-- Data entries --
━━━━━━━━
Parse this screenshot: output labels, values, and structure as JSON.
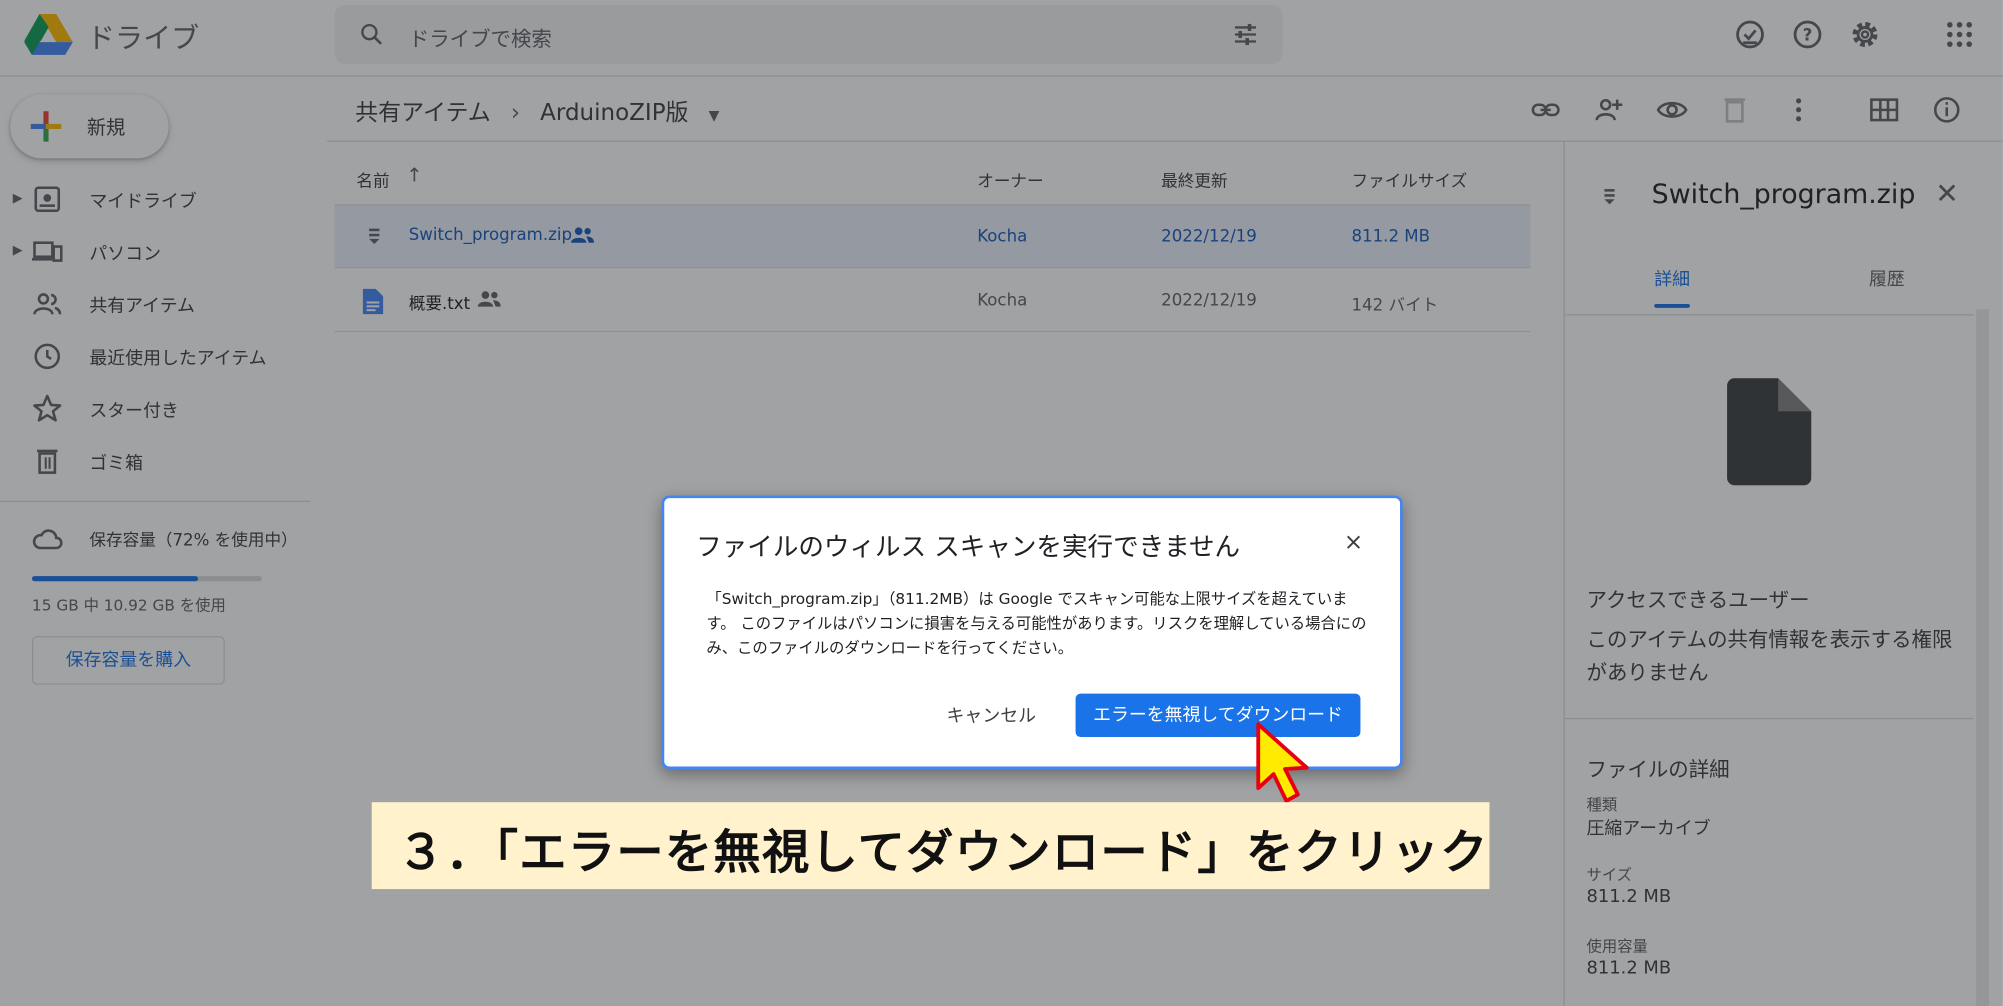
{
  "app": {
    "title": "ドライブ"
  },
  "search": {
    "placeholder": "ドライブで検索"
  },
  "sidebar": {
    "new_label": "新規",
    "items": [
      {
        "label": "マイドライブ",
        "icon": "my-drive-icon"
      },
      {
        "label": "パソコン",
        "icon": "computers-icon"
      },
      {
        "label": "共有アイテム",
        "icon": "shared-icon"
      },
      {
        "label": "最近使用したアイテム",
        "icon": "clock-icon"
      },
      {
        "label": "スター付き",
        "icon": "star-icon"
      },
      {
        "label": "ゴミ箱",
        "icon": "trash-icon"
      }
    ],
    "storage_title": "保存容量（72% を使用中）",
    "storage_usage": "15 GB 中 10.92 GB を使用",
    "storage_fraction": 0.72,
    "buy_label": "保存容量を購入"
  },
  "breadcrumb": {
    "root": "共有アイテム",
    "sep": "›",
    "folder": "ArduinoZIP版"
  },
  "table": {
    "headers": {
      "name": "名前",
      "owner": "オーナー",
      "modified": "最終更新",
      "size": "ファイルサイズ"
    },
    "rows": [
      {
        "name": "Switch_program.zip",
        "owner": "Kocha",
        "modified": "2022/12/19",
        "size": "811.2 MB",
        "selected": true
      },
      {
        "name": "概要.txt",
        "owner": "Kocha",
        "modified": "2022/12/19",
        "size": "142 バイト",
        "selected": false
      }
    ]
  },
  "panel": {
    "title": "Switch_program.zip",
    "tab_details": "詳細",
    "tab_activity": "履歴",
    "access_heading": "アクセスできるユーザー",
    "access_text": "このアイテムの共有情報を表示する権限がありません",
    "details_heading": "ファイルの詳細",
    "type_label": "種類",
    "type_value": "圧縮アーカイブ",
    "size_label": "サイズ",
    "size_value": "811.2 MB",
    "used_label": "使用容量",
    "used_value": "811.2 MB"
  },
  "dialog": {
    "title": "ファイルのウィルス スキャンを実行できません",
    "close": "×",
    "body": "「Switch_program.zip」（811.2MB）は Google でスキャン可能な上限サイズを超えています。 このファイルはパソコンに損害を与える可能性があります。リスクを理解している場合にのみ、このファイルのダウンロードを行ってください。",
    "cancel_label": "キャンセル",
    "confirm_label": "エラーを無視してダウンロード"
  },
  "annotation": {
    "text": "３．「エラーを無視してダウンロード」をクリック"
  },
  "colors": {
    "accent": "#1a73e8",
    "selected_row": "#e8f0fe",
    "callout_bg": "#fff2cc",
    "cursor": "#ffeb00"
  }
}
━━━━━━━━
-- AIM --
Which lines hold the string "name"? Copy all of them from the data above.

-- RESULT --
      "name": "名前",
        "name": "Switch_program.zip",
        "name": "概要.txt",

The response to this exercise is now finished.